Where the string "structured" occurs in the material below, report the whole line.

(Records from a data source)
--- Begin ---

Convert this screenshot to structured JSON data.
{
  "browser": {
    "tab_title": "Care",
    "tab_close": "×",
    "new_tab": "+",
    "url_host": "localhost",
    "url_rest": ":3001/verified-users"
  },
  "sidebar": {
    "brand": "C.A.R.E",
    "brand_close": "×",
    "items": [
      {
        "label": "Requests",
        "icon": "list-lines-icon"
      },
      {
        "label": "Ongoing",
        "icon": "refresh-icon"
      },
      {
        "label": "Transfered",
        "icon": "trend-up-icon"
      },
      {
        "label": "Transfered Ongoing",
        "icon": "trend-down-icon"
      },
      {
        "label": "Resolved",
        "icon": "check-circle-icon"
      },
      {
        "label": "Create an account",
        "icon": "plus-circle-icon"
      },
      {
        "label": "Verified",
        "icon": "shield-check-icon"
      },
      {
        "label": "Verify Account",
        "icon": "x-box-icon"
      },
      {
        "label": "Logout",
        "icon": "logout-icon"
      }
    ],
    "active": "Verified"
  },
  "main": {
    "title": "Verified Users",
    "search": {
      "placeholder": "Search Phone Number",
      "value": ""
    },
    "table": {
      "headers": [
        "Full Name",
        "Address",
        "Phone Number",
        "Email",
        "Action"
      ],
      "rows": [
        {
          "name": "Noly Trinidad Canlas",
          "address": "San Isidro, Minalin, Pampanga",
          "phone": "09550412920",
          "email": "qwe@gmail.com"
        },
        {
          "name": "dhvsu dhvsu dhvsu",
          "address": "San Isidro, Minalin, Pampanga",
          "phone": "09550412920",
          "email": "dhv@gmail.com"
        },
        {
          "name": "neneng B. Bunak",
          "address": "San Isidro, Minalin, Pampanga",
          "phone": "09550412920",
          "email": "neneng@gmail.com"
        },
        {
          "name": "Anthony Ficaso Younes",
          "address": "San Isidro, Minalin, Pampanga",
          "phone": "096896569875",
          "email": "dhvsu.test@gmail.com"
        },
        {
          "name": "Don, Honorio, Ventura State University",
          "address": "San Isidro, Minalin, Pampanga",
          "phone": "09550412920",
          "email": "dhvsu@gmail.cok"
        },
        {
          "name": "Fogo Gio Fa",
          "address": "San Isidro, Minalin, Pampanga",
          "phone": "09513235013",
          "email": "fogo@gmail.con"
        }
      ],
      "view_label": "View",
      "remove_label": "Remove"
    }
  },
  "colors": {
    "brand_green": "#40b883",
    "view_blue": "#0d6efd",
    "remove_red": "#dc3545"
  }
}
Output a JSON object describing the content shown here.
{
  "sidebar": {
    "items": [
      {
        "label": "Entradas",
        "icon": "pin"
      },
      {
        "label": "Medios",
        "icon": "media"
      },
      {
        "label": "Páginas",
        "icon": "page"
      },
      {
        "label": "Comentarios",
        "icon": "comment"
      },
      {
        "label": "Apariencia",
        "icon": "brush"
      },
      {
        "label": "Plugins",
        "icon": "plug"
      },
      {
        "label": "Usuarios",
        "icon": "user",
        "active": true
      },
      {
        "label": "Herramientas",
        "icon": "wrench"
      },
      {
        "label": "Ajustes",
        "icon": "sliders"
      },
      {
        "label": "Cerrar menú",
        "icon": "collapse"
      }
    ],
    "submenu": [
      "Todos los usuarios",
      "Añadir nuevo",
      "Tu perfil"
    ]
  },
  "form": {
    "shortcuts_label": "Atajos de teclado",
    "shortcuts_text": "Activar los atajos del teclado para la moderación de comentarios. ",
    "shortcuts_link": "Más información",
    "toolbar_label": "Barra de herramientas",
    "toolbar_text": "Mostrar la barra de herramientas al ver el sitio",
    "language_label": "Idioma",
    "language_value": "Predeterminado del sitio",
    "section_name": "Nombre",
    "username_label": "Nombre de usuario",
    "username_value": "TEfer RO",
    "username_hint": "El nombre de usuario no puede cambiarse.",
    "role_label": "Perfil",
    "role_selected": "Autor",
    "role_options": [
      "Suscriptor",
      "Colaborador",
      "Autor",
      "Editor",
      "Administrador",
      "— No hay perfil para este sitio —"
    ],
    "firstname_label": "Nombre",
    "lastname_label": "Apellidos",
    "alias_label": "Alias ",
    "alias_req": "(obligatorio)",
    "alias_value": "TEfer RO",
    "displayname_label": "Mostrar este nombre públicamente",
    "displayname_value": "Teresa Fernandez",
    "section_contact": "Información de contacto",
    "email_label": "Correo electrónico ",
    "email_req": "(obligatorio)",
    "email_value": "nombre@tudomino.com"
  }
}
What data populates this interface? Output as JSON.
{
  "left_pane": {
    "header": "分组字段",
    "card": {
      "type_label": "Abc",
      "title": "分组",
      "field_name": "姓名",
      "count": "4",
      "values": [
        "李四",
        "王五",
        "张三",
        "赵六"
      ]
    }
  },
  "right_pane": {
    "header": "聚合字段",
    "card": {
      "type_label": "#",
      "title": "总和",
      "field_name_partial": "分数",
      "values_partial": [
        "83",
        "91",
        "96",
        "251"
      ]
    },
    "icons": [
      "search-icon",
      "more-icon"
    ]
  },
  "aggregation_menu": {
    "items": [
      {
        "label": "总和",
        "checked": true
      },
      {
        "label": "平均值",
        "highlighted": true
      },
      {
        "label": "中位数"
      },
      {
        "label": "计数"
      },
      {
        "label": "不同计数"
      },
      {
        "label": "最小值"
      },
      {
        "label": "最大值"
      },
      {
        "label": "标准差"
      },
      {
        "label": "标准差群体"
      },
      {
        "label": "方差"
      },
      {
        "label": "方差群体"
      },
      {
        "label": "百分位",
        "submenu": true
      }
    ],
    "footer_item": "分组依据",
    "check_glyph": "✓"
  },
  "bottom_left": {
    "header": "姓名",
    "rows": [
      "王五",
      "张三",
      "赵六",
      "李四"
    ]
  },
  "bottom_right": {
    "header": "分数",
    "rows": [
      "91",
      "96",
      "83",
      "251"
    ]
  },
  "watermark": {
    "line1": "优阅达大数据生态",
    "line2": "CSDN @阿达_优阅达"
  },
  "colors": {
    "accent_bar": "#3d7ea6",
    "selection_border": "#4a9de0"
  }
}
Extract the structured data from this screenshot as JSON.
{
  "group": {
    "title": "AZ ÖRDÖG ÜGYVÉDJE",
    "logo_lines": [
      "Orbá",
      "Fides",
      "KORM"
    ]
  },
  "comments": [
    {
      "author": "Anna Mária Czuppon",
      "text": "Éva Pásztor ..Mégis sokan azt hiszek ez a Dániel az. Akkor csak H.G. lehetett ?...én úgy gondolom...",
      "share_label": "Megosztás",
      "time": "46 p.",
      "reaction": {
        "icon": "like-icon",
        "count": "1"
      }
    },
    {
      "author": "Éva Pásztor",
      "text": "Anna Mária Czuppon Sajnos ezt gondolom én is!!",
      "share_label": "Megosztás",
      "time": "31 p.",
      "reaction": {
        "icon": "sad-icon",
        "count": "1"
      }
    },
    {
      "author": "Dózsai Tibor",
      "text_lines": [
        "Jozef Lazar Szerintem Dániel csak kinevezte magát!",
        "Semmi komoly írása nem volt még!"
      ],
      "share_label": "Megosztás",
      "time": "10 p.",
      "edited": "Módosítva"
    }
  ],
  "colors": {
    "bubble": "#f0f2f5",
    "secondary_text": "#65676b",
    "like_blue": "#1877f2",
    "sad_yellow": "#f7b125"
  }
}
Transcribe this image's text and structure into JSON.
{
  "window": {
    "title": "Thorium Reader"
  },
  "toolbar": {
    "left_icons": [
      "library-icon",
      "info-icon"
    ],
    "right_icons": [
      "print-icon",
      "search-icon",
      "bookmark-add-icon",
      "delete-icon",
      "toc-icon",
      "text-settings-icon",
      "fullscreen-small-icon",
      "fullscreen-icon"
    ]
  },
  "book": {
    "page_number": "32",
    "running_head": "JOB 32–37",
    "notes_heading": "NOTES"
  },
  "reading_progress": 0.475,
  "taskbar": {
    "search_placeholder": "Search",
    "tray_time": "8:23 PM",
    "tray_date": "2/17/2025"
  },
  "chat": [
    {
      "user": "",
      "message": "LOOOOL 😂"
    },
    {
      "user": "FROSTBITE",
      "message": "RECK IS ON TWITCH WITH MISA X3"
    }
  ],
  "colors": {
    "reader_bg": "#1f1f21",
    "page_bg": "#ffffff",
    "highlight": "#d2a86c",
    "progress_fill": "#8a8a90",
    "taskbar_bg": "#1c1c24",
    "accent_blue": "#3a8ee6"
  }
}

--- End ---

_COMPLETED EXERCISE_:
Convert this screenshot to structured JSON data.
Extract the structured data from this screenshot as JSON.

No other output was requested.